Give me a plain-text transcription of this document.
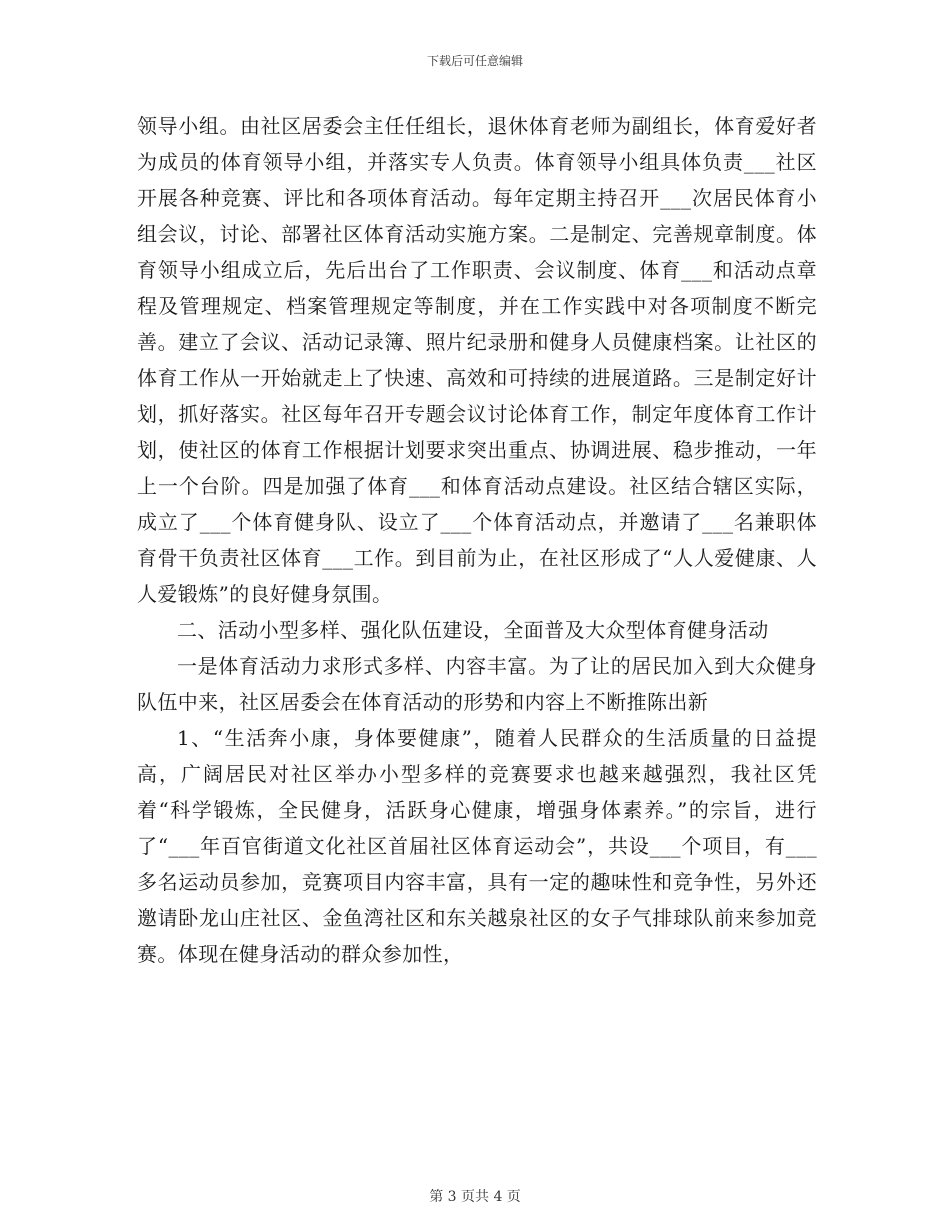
下载后可任意编辑

领导小组。由社区居委会主任任组长，退休体育老师为副组长，体育爱好者为成员的体育领导小组，并落实专人负责。体育领导小组具体负责___社区开展各种竞赛、评比和各项体育活动。每年定期主持召开___次居民体育小组会议，讨论、部署社区体育活动实施方案。二是制定、完善规章制度。体育领导小组成立后，先后出台了工作职责、会议制度、体育___和活动点章程及管理规定、档案管理规定等制度，并在工作实践中对各项制度不断完善。建立了会议、活动记录簿、照片纪录册和健身人员健康档案。让社区的体育工作从一开始就走上了快速、高效和可持续的进展道路。三是制定好计划，抓好落实。社区每年召开专题会议讨论体育工作，制定年度体育工作计划，使社区的体育工作根据计划要求突出重点、协调进展、稳步推动，一年上一个台阶。四是加强了体育___和体育活动点建设。社区结合辖区实际，成立了___个体育健身队、设立了___个体育活动点，并邀请了___名兼职体育骨干负责社区体育___工作。到目前为止，在社区形成了“人人爱健康、人人爱锻炼”的良好健身氛围。

二、活动小型多样、强化队伍建设，全面普及大众型体育健身活动

一是体育活动力求形式多样、内容丰富。为了让的居民加入到大众健身队伍中来，社区居委会在体育活动的形势和内容上不断推陈出新

1、“生活奔小康，身体要健康”，随着人民群众的生活质量的日益提高，广阔居民对社区举办小型多样的竞赛要求也越来越强烈，我社区凭着“科学锻炼，全民健身，活跃身心健康，增强身体素养。”的宗旨，进行了“___年百官街道文化社区首届社区体育运动会”，共设___个项目，有___多名运动员参加，竞赛项目内容丰富，具有一定的趣味性和竞争性，另外还邀请卧龙山庄社区、金鱼湾社区和东关越泉社区的女子气排球队前来参加竞赛。体现在健身活动的群众参加性，

第 3 页共 4 页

┄┄┄┄┄┄┄┄┄┄

-- Problem description --
All of the data above should be quoted exactly, except for the pictures.

-- The completed task --
Give me a plain-text transcription of this document.
下载后可任意编辑

领导小组。由社区居委会主任任组长，退休体育老师为副组长，体育爱好者为成员的体育领导小组，并落实专人负责。体育领导小组具体负责___社区开展各种竞赛、评比和各项体育活动。每年定期主持召开___次居民体育小组会议，讨论、部署社区体育活动实施方案。二是制定、完善规章制度。体育领导小组成立后，先后出台了工作职责、会议制度、体育___和活动点章程及管理规定、档案管理规定等制度，并在工作实践中对各项制度不断完善。建立了会议、活动记录簿、照片纪录册和健身人员健康档案。让社区的体育工作从一开始就走上了快速、高效和可持续的进展道路。三是制定好计划，抓好落实。社区每年召开专题会议讨论体育工作，制定年度体育工作计划，使社区的体育工作根据计划要求突出重点、协调进展、稳步推动，一年上一个台阶。四是加强了体育___和体育活动点建设。社区结合辖区实际，成立了___个体育健身队、设立了___个体育活动点，并邀请了___名兼职体育骨干负责社区体育___工作。到目前为止，在社区形成了“人人爱健康、人人爱锻炼”的良好健身氛围。

二、活动小型多样、强化队伍建设，全面普及大众型体育健身活动

一是体育活动力求形式多样、内容丰富。为了让的居民加入到大众健身队伍中来，社区居委会在体育活动的形势和内容上不断推陈出新

1、“生活奔小康，身体要健康”，随着人民群众的生活质量的日益提高，广阔居民对社区举办小型多样的竞赛要求也越来越强烈，我社区凭着“科学锻炼，全民健身，活跃身心健康，增强身体素养。”的宗旨，进行了“___年百官街道文化社区首届社区体育运动会”，共设___个项目，有___多名运动员参加，竞赛项目内容丰富，具有一定的趣味性和竞争性，另外还邀请卧龙山庄社区、金鱼湾社区和东关越泉社区的女子气排球队前来参加竞赛。体现在健身活动的群众参加性，

第 3 页共 4 页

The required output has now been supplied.